Aim of the task: Images are not part of the copy; write out the rest of the data exactly as given.
..........
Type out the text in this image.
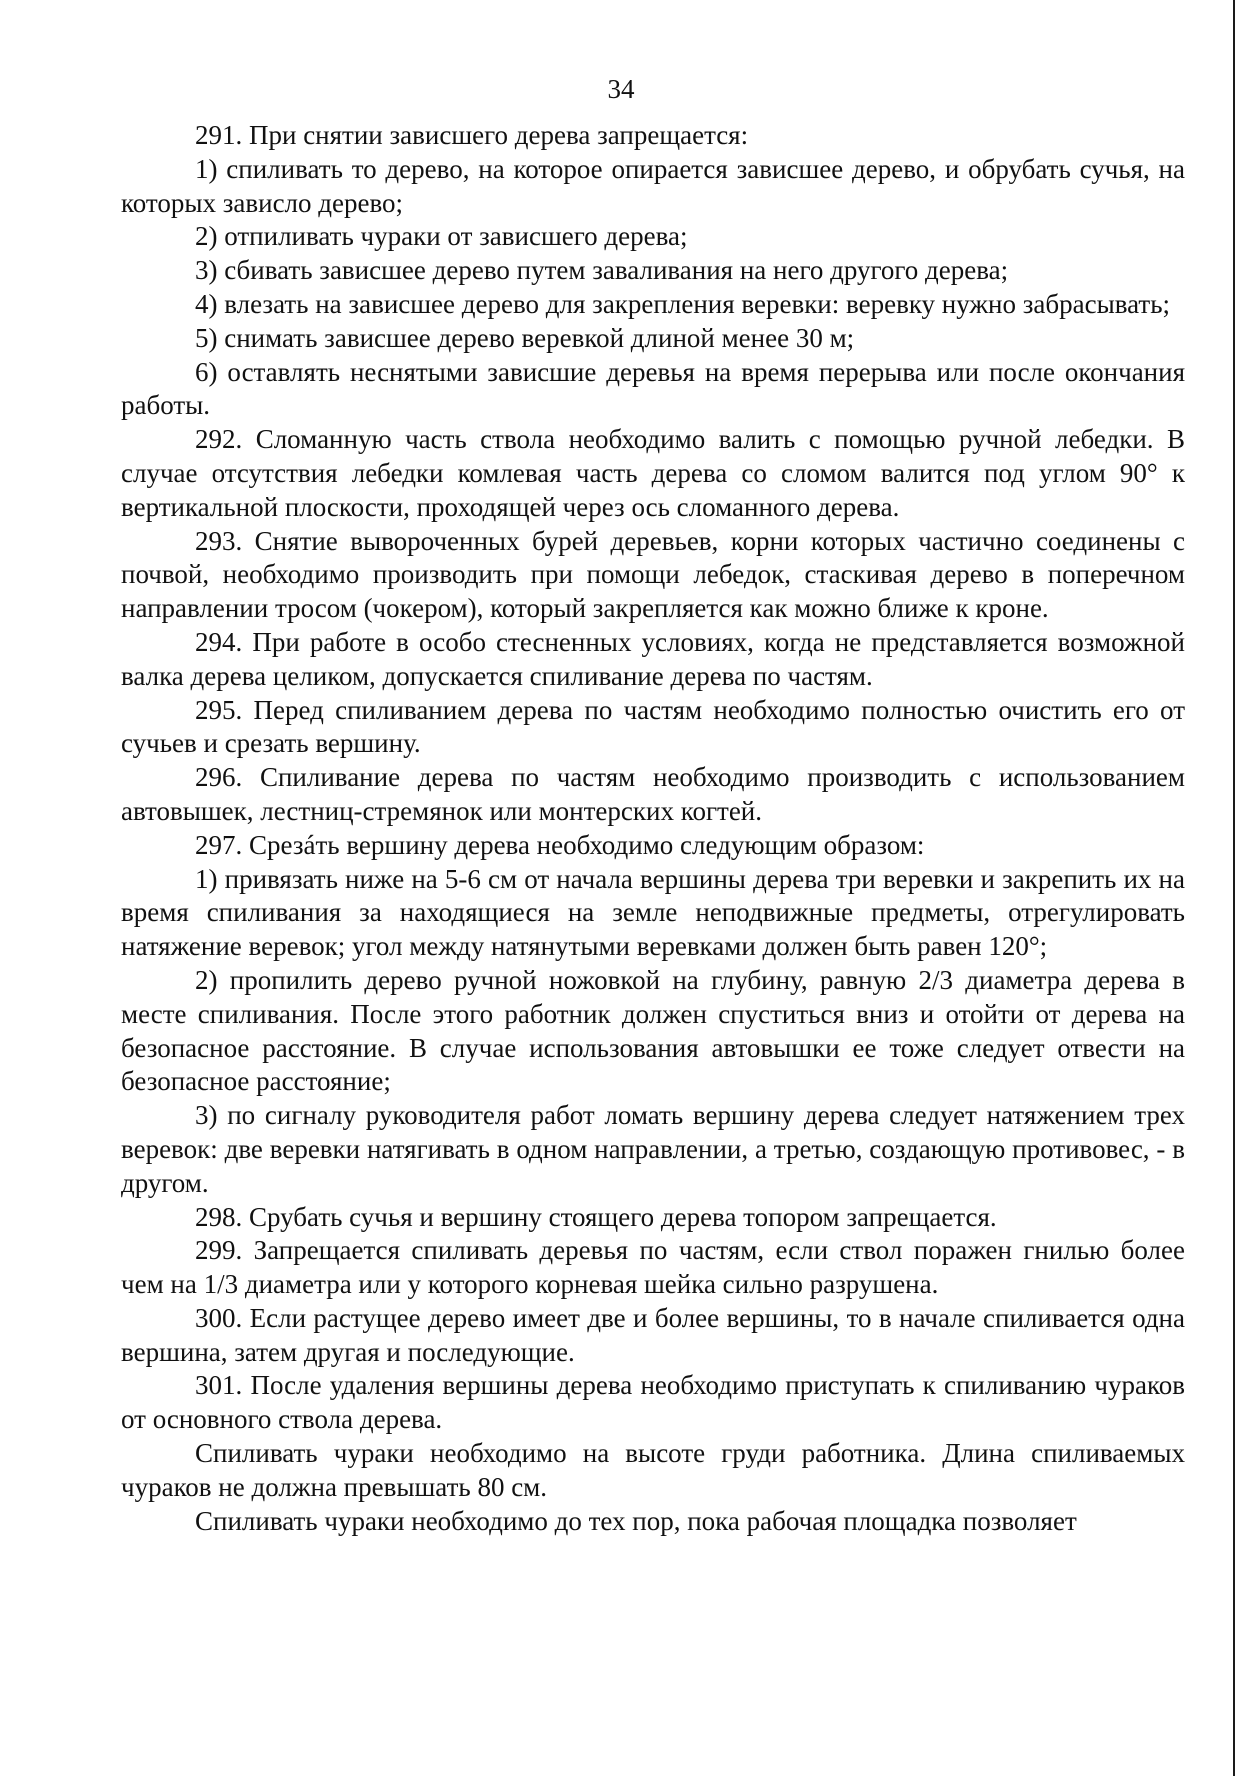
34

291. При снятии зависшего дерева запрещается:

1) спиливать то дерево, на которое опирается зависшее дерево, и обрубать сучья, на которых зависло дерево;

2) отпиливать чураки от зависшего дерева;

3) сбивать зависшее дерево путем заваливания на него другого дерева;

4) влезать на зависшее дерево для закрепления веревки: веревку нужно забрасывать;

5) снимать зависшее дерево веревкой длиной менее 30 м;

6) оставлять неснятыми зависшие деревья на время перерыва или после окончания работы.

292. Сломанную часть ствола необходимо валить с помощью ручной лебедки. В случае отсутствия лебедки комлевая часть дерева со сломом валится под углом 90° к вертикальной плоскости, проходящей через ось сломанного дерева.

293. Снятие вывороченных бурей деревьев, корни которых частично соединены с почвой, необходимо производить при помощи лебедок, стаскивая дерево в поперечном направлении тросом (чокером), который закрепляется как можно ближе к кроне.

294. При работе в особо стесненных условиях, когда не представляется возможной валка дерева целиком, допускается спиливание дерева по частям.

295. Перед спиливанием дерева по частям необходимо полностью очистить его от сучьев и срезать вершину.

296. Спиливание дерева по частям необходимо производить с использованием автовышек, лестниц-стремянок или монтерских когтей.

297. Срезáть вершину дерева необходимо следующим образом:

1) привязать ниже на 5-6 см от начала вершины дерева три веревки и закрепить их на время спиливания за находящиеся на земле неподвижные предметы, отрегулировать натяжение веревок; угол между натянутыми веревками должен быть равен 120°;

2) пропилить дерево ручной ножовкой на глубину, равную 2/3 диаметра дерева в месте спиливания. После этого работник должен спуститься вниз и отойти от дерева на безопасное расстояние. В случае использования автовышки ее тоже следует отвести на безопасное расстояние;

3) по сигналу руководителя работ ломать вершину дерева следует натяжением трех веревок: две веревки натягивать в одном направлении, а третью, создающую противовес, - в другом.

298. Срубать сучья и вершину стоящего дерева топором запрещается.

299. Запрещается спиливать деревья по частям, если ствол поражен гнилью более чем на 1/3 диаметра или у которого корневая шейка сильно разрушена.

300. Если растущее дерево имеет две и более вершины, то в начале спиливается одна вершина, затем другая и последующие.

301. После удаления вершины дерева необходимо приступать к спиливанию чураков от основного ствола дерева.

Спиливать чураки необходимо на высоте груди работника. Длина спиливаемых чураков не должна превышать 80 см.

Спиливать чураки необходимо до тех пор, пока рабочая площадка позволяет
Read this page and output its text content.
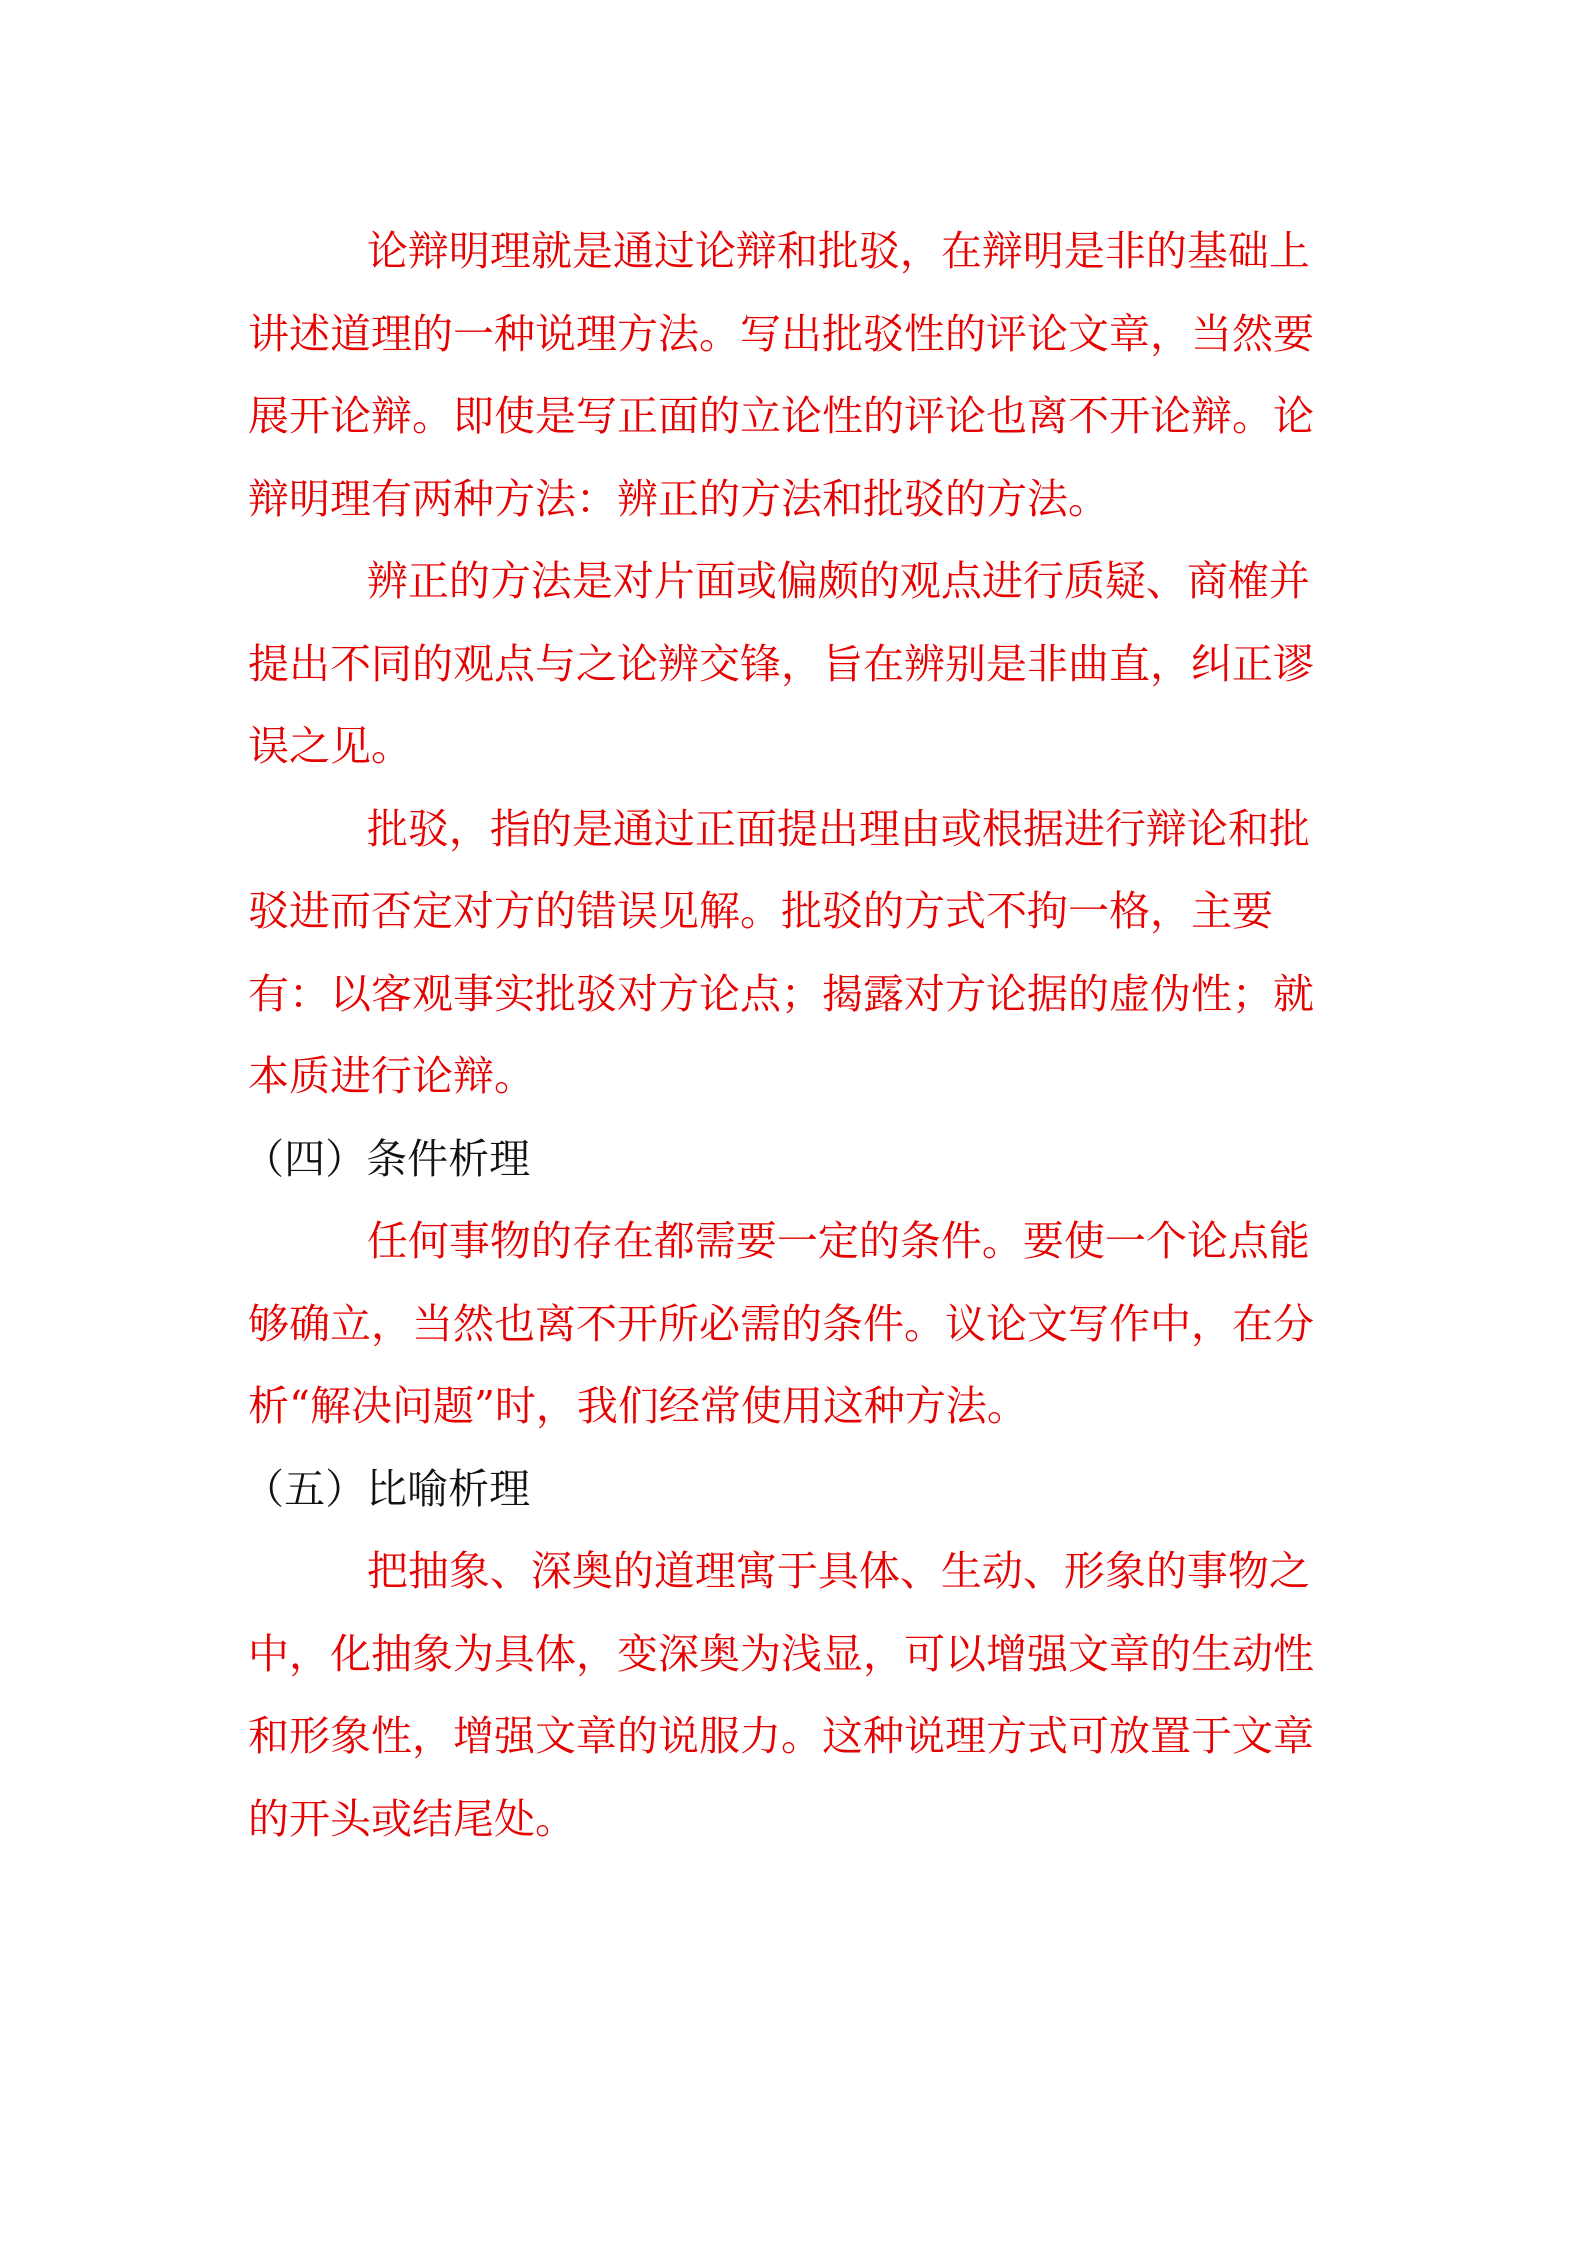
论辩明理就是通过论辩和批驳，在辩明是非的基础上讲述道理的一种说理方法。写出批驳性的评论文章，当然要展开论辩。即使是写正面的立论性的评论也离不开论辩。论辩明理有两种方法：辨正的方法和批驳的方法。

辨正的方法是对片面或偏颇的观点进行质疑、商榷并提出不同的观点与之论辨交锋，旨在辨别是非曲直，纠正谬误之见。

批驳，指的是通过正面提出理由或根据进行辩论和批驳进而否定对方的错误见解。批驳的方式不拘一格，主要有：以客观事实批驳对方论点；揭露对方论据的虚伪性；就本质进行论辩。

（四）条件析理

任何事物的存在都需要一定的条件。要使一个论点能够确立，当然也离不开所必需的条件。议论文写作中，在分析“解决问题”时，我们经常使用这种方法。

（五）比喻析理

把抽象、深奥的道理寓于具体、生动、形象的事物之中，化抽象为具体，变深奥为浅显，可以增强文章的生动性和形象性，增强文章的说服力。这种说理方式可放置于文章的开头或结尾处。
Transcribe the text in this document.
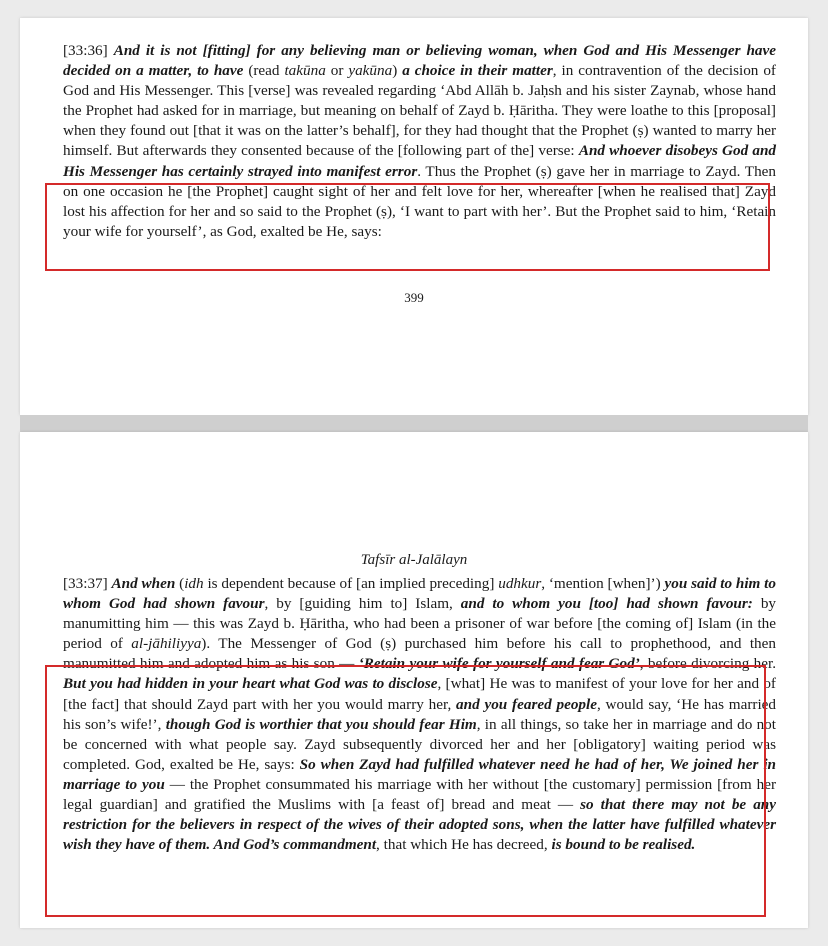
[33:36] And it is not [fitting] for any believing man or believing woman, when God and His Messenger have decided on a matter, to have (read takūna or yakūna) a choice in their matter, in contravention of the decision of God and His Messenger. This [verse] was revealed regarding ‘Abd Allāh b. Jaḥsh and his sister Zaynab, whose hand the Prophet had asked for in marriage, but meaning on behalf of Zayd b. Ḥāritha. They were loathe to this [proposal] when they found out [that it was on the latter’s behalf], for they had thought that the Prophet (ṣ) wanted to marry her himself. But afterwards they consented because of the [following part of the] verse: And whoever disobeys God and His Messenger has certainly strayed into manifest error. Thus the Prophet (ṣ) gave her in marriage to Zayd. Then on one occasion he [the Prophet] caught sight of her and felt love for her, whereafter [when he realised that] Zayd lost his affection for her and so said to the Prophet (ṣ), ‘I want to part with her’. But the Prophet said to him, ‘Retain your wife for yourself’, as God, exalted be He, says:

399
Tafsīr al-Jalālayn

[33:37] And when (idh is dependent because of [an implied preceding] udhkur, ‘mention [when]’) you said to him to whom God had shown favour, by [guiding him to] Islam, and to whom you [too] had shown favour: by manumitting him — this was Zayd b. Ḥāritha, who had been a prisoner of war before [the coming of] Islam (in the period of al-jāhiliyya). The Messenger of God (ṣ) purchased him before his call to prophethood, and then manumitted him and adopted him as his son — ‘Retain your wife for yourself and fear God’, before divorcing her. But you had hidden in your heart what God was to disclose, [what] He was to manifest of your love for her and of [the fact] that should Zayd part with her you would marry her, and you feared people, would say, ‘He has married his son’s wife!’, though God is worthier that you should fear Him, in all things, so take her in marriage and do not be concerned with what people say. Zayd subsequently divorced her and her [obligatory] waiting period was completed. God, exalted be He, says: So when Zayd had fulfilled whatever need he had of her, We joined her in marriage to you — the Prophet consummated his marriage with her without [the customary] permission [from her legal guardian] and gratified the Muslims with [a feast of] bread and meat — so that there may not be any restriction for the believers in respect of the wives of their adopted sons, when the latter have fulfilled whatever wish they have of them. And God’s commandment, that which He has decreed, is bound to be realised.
..........
Complete output:
Type out the text in this image.
34

291. При снятии зависшего дерева запрещается:

1) спиливать то дерево, на которое опирается зависшее дерево, и обрубать сучья, на которых зависло дерево;

2) отпиливать чураки от зависшего дерева;

3) сбивать зависшее дерево путем заваливания на него другого дерева;

4) влезать на зависшее дерево для закрепления веревки: веревку нужно забрасывать;

5) снимать зависшее дерево веревкой длиной менее 30 м;

6) оставлять неснятыми зависшие деревья на время перерыва или после окончания работы.

292. Сломанную часть ствола необходимо валить с помощью ручной лебедки. В случае отсутствия лебедки комлевая часть дерева со сломом валится под углом 90° к вертикальной плоскости, проходящей через ось сломанного дерева.

293. Снятие вывороченных бурей деревьев, корни которых частично соединены с почвой, необходимо производить при помощи лебедок, стаскивая дерево в поперечном направлении тросом (чокером), который закрепляется как можно ближе к кроне.

294. При работе в особо стесненных условиях, когда не представляется возможной валка дерева целиком, допускается спиливание дерева по частям.

295. Перед спиливанием дерева по частям необходимо полностью очистить его от сучьев и срезать вершину.

296. Спиливание дерева по частям необходимо производить с использованием автовышек, лестниц-стремянок или монтерских когтей.

297. Срезáть вершину дерева необходимо следующим образом:

1) привязать ниже на 5-6 см от начала вершины дерева три веревки и закрепить их на время спиливания за находящиеся на земле неподвижные предметы, отрегулировать натяжение веревок; угол между натянутыми веревками должен быть равен 120°;

2) пропилить дерево ручной ножовкой на глубину, равную 2/3 диаметра дерева в месте спиливания. После этого работник должен спуститься вниз и отойти от дерева на безопасное расстояние. В случае использования автовышки ее тоже следует отвести на безопасное расстояние;

3) по сигналу руководителя работ ломать вершину дерева следует натяжением трех веревок: две веревки натягивать в одном направлении, а третью, создающую противовес, - в другом.

298. Срубать сучья и вершину стоящего дерева топором запрещается.

299. Запрещается спиливать деревья по частям, если ствол поражен гнилью более чем на 1/3 диаметра или у которого корневая шейка сильно разрушена.

300. Если растущее дерево имеет две и более вершины, то в начале спиливается одна вершина, затем другая и последующие.

301. После удаления вершины дерева необходимо приступать к спиливанию чураков от основного ствола дерева.

Спиливать чураки необходимо на высоте груди работника. Длина спиливаемых чураков не должна превышать 80 см.

Спиливать чураки необходимо до тех пор, пока рабочая площадка позволяет
Read this page and output its text content.
论辩明理就是通过论辩和批驳，在辩明是非的基础上讲述道理的一种说理方法。写出批驳性的评论文章，当然要展开论辩。即使是写正面的立论性的评论也离不开论辩。论辩明理有两种方法：辨正的方法和批驳的方法。

辨正的方法是对片面或偏颇的观点进行质疑、商榷并提出不同的观点与之论辨交锋，旨在辨别是非曲直，纠正谬误之见。

批驳，指的是通过正面提出理由或根据进行辩论和批驳进而否定对方的错误见解。批驳的方式不拘一格，主要有：以客观事实批驳对方论点；揭露对方论据的虚伪性；就本质进行论辩。

（四）条件析理

任何事物的存在都需要一定的条件。要使一个论点能够确立，当然也离不开所必需的条件。议论文写作中，在分析“解决问题”时，我们经常使用这种方法。

（五）比喻析理

把抽象、深奥的道理寓于具体、生动、形象的事物之中，化抽象为具体，变深奥为浅显，可以增强文章的生动性和形象性，增强文章的说服力。这种说理方式可放置于文章的开头或结尾处。
Transcribe the text in this document.
[33:36] And it is not [fitting] for any believing man or believing woman, when God and His Messenger have decided on a matter, to have (read takūna or yakūna) a choice in their matter, in contravention of the decision of God and His Messenger. This [verse] was revealed regarding ‘Abd Allāh b. Jaḥsh and his sister Zaynab, whose hand the Prophet had asked for in marriage, but meaning on behalf of Zayd b. Ḥāritha. They were loathe to this [proposal] when they found out [that it was on the latter’s behalf], for they had thought that the Prophet (ṣ) wanted to marry her himself. But afterwards they consented because of the [following part of the] verse: And whoever disobeys God and His Messenger has certainly strayed into manifest error. Thus the Prophet (ṣ) gave her in marriage to Zayd. Then on one occasion he [the Prophet] caught sight of her and felt love for her, whereafter [when he realised that] Zayd lost his affection for her and so said to the Prophet (ṣ), ‘I want to part with her’. But the Prophet said to him, ‘Retain your wife for yourself’, as God, exalted be He, says:

399
Tafsīr al-Jalālayn

[33:37] And when (idh is dependent because of [an implied preceding] udhkur, ‘mention [when]’) you said to him to whom God had shown favour, by [guiding him to] Islam, and to whom you [too] had shown favour: by manumitting him — this was Zayd b. Ḥāritha, who had been a prisoner of war before [the coming of] Islam (in the period of al-jāhiliyya). The Messenger of God (ṣ) purchased him before his call to prophethood, and then manumitted him and adopted him as his son — ‘Retain your wife for yourself and fear God’, before divorcing her. But you had hidden in your heart what God was to disclose, [what] He was to manifest of your love for her and of [the fact] that should Zayd part with her you would marry her, and you feared people, would say, ‘He has married his son’s wife!’, though God is worthier that you should fear Him, in all things, so take her in marriage and do not be concerned with what people say. Zayd subsequently divorced her and her [obligatory] waiting period was completed. God, exalted be He, says: So when Zayd had fulfilled whatever need he had of her, We joined her in marriage to you — the Prophet consummated his marriage with her without [the customary] permission [from her legal guardian] and gratified the Muslims with [a feast of] bread and meat — so that there may not be any restriction for the believers in respect of the wives of their adopted sons, when the latter have fulfilled whatever wish they have of them. And God’s commandment, that which He has decreed, is bound to be realised.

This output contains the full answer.